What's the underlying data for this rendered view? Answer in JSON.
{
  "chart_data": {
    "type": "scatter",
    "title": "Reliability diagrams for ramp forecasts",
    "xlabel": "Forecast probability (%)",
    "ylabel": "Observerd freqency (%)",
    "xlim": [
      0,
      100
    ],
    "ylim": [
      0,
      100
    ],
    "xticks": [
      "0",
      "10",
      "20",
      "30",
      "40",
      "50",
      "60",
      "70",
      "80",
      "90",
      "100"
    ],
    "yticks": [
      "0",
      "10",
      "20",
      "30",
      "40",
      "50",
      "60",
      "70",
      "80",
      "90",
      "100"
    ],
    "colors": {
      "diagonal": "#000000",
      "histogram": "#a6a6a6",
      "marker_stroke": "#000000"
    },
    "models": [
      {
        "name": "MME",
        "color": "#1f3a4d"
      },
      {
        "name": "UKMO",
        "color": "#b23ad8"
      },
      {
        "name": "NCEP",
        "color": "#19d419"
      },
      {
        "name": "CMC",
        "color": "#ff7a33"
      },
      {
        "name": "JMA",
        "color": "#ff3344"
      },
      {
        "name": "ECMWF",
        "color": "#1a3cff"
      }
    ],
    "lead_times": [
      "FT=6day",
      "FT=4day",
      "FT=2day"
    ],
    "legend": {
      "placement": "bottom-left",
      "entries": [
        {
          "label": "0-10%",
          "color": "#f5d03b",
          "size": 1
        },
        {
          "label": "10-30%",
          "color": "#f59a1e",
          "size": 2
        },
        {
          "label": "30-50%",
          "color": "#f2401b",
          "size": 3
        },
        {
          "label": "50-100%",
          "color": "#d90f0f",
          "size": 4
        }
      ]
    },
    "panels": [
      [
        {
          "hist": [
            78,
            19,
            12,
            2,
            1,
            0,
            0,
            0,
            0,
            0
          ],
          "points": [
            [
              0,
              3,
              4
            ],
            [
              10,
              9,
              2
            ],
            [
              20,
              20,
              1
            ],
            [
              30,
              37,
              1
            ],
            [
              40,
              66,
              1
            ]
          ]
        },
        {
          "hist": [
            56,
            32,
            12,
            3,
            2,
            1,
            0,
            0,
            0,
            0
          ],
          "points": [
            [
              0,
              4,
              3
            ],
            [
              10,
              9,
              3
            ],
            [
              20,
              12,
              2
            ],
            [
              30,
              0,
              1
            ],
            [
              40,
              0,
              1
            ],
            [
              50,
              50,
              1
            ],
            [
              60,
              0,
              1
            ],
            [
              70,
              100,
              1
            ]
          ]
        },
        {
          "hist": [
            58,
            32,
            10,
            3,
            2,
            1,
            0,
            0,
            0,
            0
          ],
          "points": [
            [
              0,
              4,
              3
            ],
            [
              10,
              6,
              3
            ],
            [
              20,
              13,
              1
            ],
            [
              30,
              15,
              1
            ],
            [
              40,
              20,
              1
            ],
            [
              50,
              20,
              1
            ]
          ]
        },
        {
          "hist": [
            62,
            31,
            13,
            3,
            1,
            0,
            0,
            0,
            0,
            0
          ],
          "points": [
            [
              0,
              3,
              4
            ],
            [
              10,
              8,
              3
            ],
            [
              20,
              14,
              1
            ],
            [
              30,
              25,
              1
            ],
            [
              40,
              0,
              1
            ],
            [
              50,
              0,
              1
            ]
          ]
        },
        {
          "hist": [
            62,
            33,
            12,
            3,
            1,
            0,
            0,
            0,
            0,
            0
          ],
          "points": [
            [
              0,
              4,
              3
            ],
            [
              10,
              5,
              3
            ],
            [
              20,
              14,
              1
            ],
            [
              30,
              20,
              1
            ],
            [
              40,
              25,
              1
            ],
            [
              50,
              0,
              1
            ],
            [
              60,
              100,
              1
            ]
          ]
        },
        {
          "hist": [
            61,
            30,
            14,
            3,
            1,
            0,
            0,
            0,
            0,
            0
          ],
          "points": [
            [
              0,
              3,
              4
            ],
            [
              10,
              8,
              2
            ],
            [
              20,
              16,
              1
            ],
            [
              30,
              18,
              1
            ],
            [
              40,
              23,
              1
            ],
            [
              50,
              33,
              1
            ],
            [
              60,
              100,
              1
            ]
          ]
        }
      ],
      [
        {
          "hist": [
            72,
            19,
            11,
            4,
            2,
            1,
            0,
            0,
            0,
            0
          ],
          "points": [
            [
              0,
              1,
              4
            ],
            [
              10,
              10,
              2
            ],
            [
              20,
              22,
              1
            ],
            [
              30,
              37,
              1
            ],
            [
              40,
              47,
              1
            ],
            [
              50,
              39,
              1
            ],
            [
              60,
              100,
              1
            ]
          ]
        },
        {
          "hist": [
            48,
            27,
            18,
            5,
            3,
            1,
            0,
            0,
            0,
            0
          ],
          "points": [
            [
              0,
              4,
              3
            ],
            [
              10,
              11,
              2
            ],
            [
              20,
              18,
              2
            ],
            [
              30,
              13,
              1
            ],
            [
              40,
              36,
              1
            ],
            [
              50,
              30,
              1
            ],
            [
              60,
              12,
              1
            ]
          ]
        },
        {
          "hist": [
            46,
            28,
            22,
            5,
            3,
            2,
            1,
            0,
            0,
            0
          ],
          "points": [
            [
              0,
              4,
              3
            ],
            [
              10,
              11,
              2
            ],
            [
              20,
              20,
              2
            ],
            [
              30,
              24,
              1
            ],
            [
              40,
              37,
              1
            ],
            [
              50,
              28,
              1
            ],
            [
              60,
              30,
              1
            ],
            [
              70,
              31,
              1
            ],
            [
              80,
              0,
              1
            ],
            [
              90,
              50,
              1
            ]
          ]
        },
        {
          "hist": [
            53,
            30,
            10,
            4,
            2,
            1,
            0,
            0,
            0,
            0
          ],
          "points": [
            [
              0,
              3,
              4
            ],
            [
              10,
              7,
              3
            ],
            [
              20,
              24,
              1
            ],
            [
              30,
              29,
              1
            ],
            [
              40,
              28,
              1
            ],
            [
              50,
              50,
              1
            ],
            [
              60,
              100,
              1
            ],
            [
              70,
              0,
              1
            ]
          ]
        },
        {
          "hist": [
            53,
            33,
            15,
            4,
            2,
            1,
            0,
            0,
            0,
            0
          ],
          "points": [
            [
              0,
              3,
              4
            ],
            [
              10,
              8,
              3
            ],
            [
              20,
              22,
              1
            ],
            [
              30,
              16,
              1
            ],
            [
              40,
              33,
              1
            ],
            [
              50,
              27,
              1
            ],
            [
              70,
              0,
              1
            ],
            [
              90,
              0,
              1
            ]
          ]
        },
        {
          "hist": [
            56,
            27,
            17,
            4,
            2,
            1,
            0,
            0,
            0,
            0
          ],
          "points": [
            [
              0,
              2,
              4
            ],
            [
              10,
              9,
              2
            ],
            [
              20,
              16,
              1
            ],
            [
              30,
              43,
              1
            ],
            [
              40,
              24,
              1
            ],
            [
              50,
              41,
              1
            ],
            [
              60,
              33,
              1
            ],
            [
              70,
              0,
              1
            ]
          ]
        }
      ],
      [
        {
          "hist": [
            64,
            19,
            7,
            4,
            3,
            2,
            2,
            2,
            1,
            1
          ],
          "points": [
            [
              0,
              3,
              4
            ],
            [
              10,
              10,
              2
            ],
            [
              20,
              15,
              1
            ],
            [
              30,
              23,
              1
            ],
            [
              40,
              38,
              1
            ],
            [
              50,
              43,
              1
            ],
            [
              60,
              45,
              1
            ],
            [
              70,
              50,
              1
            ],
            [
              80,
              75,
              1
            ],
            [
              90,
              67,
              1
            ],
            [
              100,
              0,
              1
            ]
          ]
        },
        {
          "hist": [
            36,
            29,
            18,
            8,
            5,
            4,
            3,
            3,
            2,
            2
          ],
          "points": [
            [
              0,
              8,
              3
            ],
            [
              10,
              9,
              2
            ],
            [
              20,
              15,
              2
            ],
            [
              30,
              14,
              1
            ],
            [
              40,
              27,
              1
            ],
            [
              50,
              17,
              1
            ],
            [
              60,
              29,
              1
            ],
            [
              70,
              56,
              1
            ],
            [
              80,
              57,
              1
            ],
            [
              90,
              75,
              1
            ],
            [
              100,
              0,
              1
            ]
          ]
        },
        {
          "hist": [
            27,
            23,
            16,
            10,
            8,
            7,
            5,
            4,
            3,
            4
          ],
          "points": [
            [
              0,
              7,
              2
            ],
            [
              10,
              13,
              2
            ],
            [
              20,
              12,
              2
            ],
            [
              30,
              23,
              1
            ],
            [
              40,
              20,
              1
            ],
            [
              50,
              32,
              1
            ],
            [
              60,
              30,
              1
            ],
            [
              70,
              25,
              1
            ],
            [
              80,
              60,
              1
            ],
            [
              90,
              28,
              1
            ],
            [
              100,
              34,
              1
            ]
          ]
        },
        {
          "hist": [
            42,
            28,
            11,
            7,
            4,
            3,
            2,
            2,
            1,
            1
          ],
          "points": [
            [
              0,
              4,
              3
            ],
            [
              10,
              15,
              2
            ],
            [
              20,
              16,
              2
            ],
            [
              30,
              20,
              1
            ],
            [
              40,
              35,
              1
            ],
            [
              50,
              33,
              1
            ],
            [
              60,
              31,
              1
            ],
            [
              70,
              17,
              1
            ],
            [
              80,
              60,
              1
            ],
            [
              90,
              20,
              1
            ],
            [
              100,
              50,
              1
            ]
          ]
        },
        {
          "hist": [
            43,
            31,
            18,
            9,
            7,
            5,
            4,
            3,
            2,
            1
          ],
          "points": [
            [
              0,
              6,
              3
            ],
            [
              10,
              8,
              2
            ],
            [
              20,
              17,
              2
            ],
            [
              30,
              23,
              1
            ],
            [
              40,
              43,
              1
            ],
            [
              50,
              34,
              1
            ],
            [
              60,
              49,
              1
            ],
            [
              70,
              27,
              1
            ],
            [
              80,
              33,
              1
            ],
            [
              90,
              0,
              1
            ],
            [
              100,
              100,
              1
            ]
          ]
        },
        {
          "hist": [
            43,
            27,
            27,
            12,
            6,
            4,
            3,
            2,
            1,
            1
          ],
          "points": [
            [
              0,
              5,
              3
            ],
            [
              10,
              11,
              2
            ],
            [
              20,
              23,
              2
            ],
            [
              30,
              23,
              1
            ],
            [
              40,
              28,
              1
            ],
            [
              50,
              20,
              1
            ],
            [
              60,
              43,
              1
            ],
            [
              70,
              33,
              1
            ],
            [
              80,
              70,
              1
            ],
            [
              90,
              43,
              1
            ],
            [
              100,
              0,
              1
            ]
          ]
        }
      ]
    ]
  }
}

+++++

• _Exercise description_:
Identify the lines in the entries that hold "name" and return each one.

• _Solution below_:
        "name": "MME",
        "name": "UKMO",
        "name": "NCEP",
        "name": "CMC",
        "name": "JMA",
        "name": "ECMWF",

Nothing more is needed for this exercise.